(Saved entries)
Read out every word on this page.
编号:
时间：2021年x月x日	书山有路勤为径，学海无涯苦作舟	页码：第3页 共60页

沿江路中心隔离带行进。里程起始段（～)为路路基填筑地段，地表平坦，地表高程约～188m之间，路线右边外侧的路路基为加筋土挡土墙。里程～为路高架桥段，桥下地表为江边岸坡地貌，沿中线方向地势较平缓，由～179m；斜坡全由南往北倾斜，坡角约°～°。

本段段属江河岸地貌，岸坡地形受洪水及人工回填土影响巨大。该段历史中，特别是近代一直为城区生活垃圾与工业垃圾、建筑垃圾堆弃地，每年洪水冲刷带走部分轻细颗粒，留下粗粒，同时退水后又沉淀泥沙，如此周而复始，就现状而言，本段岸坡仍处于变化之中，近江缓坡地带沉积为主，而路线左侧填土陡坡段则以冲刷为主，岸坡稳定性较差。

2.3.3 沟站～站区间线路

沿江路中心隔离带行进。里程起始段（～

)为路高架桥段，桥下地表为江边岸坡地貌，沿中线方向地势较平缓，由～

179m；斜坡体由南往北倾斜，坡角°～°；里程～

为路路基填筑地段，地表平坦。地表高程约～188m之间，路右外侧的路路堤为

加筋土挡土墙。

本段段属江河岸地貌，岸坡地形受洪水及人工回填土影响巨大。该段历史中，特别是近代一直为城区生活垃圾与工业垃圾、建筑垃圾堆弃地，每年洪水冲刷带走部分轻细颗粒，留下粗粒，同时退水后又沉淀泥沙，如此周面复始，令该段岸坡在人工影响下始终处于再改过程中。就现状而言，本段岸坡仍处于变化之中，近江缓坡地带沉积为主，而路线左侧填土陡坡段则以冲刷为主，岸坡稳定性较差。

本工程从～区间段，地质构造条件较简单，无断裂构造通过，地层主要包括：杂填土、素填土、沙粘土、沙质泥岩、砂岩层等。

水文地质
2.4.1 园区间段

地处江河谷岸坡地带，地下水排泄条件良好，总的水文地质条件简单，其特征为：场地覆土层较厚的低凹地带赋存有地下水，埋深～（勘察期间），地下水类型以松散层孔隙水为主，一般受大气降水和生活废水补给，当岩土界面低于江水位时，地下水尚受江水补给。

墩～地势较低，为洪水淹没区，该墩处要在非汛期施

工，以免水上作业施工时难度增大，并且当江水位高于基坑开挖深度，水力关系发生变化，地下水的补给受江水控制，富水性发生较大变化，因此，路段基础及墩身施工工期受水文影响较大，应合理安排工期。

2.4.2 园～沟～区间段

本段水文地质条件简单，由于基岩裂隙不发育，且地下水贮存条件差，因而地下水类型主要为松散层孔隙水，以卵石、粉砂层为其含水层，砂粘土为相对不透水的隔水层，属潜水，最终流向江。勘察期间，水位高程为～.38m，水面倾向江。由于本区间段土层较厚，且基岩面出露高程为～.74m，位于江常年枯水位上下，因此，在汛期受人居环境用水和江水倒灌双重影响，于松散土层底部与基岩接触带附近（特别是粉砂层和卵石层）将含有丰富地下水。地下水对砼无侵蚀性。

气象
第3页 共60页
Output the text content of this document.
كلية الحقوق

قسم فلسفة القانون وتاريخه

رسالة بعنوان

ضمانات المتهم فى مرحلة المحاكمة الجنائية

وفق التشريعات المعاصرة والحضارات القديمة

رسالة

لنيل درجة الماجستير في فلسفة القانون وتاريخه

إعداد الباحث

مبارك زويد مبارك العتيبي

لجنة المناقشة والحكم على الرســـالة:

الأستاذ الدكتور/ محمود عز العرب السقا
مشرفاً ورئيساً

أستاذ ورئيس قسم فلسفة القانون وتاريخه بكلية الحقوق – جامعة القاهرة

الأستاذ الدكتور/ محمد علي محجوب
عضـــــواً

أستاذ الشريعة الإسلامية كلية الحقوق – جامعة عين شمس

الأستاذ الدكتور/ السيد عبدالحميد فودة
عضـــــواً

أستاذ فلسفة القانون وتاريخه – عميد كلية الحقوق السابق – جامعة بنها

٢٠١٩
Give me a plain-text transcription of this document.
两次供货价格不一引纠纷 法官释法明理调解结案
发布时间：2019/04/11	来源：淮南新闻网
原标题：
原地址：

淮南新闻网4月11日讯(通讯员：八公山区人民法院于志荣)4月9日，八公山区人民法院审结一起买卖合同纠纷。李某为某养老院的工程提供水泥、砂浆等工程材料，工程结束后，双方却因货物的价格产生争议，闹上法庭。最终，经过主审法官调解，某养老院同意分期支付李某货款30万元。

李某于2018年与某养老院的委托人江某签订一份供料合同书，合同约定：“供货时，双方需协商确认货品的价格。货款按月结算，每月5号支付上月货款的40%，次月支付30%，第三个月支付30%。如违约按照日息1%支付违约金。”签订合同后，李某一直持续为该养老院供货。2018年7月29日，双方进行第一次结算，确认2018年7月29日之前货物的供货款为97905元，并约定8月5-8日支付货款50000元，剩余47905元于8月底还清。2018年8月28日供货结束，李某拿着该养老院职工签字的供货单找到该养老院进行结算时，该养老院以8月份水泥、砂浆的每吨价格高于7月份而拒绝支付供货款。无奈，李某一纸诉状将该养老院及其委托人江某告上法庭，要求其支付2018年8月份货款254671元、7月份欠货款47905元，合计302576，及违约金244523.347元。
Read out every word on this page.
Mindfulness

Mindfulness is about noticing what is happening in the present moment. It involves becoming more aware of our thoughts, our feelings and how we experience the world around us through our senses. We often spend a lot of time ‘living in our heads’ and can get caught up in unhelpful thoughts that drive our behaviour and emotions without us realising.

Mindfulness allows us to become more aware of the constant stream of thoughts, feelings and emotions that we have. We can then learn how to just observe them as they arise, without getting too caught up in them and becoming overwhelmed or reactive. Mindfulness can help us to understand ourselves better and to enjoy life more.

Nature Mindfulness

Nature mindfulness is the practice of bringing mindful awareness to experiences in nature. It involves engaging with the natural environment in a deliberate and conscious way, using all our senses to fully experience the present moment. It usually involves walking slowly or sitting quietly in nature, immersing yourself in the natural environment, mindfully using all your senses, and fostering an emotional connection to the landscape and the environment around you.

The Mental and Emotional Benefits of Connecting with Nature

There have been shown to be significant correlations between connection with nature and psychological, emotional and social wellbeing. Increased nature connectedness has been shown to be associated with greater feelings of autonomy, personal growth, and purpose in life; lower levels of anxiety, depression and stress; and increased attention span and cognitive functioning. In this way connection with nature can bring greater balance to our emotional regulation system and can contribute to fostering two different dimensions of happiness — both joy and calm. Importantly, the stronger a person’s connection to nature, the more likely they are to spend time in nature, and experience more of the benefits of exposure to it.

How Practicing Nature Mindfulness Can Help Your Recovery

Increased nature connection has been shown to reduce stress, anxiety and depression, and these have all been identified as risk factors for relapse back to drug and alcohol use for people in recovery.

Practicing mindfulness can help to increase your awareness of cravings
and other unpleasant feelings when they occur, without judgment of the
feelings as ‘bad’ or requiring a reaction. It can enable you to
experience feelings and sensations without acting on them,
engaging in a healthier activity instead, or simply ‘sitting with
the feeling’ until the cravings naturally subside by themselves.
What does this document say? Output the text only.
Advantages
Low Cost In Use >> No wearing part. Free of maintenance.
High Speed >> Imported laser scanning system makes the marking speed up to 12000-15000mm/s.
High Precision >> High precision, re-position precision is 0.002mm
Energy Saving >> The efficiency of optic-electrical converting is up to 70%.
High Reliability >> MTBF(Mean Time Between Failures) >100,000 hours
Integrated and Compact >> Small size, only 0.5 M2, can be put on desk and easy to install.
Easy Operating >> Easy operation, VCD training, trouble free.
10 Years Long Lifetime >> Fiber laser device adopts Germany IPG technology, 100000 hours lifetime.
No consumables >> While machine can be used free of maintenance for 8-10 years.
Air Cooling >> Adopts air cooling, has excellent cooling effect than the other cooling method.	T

> _Goal_
Restate the final lines of the listing above word for word, beginning at the line that contains "What does this".

> _Exercise result_
What does this document say? Output the text only.
Advantages
Low Cost In Use >> No wearing part. Free of maintenance.
High Speed >> Imported laser scanning system makes the marking speed up to 12000-15000mm/s.
High Precision >> High precision, re-position precision is 0.002mm
Energy Saving >> The efficiency of optic-electrical converting is up to 70%.
High Reliability >> MTBF(Mean Time Between Failures) >100,000 hours
Integrated and Compact >> Small size, only 0.5 M2, can be put on desk and easy to install.
Easy Operating >> Easy operation, VCD training, trouble free.
10 Years Long Lifetime >> Fiber laser device adopts Germany IPG technology, 100000 hours lifetime.
No consumables >> While machine can be used free of maintenance for 8-10 years.
Air Cooling >> Adopts air cooling, has excellent cooling effect than the other cooling method.	T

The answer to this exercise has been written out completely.